Data records -
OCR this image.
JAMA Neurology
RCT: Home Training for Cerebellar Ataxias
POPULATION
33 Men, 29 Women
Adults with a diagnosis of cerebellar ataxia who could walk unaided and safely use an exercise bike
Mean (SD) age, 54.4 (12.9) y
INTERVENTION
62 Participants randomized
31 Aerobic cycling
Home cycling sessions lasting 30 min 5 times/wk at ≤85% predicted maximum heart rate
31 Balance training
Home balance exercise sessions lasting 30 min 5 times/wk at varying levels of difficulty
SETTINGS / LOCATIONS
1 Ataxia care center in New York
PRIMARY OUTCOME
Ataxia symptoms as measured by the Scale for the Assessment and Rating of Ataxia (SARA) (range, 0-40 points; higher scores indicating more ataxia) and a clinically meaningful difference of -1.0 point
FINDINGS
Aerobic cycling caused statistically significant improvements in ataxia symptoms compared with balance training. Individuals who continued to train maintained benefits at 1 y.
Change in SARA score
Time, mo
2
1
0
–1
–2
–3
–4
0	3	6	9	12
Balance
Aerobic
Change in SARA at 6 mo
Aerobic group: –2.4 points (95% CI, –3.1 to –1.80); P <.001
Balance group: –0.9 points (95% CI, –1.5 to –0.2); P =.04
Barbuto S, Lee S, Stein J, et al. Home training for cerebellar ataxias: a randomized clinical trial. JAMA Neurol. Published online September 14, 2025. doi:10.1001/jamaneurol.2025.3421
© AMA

What the task asks - Identify every line holding the word "exercise" and copy it out.

Final result -
Adults with a diagnosis of cerebellar ataxia who could walk unaided and safely use an exercise bike
Home balance exercise sessions lasting 30 min 5 times/wk at varying levels of difficulty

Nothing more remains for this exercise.